▸ **Exercise aim**
Copy every line, leaving nothing out and adding nothing.

▸ **Excerpted data**
## Begin

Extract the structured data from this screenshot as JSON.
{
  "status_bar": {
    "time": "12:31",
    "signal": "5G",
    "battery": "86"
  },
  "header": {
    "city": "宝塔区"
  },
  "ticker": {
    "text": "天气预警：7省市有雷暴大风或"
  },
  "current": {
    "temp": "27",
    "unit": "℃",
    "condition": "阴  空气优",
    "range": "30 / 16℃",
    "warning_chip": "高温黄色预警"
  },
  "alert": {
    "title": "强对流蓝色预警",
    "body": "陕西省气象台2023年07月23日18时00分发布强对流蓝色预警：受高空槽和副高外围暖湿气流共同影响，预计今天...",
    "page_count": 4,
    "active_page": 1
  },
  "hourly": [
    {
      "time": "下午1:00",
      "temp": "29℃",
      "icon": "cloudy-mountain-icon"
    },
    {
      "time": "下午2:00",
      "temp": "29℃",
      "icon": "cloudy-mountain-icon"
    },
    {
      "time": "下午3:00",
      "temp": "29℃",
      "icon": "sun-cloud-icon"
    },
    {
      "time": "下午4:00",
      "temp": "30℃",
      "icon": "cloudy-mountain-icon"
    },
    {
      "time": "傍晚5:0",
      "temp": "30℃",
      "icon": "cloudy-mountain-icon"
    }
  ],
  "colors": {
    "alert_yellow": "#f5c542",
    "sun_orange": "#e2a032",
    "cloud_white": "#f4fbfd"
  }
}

## End

▸ **Correct output**
Extract the structured data from this screenshot as JSON.
{
  "status_bar": {
    "time": "12:31",
    "signal": "5G",
    "battery": "86"
  },
  "header": {
    "city": "宝塔区"
  },
  "ticker": {
    "text": "天气预警：7省市有雷暴大风或"
  },
  "current": {
    "temp": "27",
    "unit": "℃",
    "condition": "阴  空气优",
    "range": "30 / 16℃",
    "warning_chip": "高温黄色预警"
  },
  "alert": {
    "title": "强对流蓝色预警",
    "body": "陕西省气象台2023年07月23日18时00分发布强对流蓝色预警：受高空槽和副高外围暖湿气流共同影响，预计今天...",
    "page_count": 4,
    "active_page": 1
  },
  "hourly": [
    {
      "time": "下午1:00",
      "temp": "29℃",
      "icon": "cloudy-mountain-icon"
    },
    {
      "time": "下午2:00",
      "temp": "29℃",
      "icon": "cloudy-mountain-icon"
    },
    {
      "time": "下午3:00",
      "temp": "29℃",
      "icon": "sun-cloud-icon"
    },
    {
      "time": "下午4:00",
      "temp": "30℃",
      "icon": "cloudy-mountain-icon"
    },
    {
      "time": "傍晚5:0",
      "temp": "30℃",
      "icon": "cloudy-mountain-icon"
    }
  ],
  "colors": {
    "alert_yellow": "#f5c542",
    "sun_orange": "#e2a032",
    "cloud_white": "#f4fbfd"
  }
}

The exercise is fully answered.